Short problem → Scan the data below. Pull out each line where "highlight" occurs.

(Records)
§ §

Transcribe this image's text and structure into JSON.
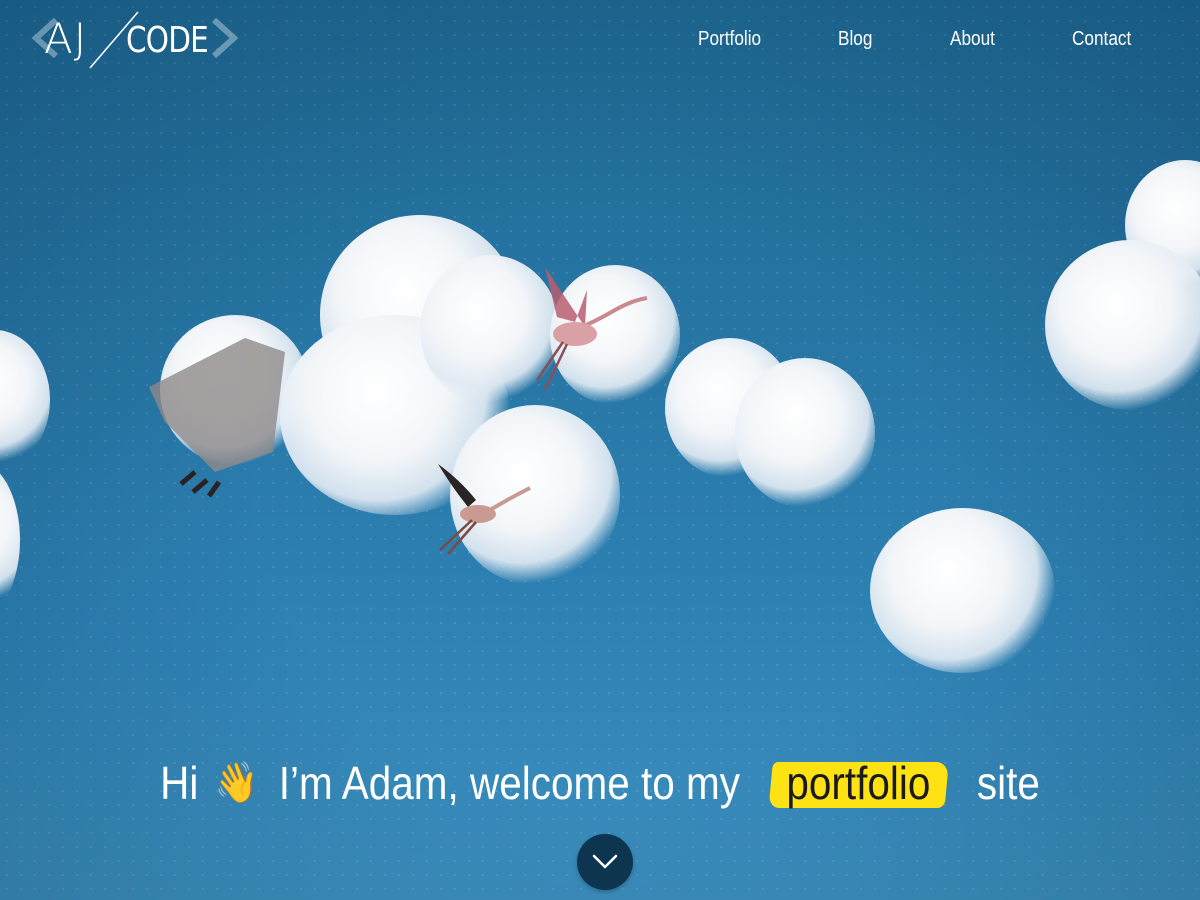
{
  "header": {
    "logo_left": "AJ",
    "logo_right": "CODE",
    "nav": [
      "Portfolio",
      "Blog",
      "About",
      "Contact"
    ]
  },
  "hero": {
    "greeting": "Hi",
    "wave_emoji": "👋",
    "intro": "I’m Adam, welcome to my",
    "highlight": "portfolio",
    "suffix": "site",
    "scroll_icon": "chevron-down-icon"
  },
  "colors": {
    "sky": "#2675a3",
    "highlight": "#ffe213",
    "scroll_button": "#0d3550",
    "text": "#ffffff"
  }
}
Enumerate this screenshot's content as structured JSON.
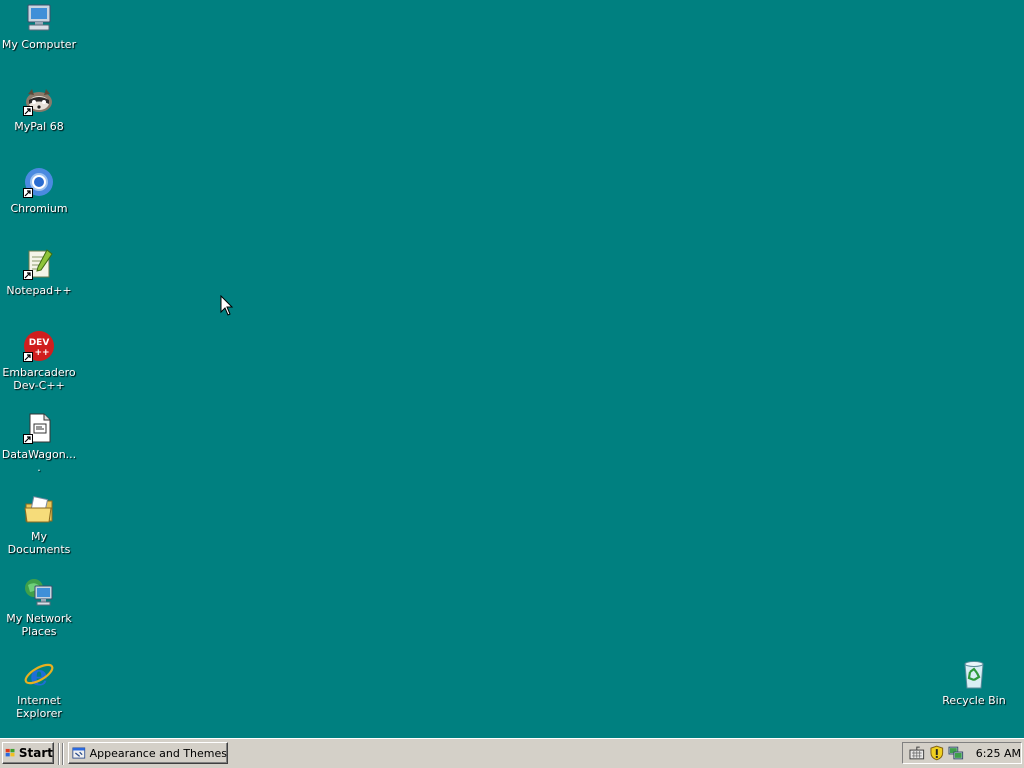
{
  "desktop": {
    "background_color": "#008080",
    "icons": [
      {
        "label": "My Computer",
        "icon": "my-computer-icon"
      },
      {
        "label": "MyPal 68",
        "icon": "mypal-icon"
      },
      {
        "label": "Chromium",
        "icon": "chromium-icon"
      },
      {
        "label": "Notepad++",
        "icon": "notepad-plus-plus-icon"
      },
      {
        "label": "Embarcadero Dev-C++",
        "icon": "devcpp-icon",
        "badge": "DEV"
      },
      {
        "label": "DataWagon....",
        "icon": "datawagon-icon"
      },
      {
        "label": "My Documents",
        "icon": "my-documents-icon"
      },
      {
        "label": "My Network Places",
        "icon": "network-places-icon"
      },
      {
        "label": "Internet Explorer",
        "icon": "internet-explorer-icon"
      },
      {
        "label": "Recycle Bin",
        "icon": "recycle-bin-icon"
      }
    ]
  },
  "taskbar": {
    "start_label": "Start",
    "tasks": [
      {
        "label": "Appearance and Themes",
        "icon": "control-panel-icon"
      }
    ],
    "tray": {
      "icons": [
        "keyboard-icon",
        "security-shield-icon",
        "network-icon"
      ],
      "clock": "6:25 AM"
    }
  }
}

§ §

Response →
    "highlight": "portfolio",
    "highlight": "#ffe213",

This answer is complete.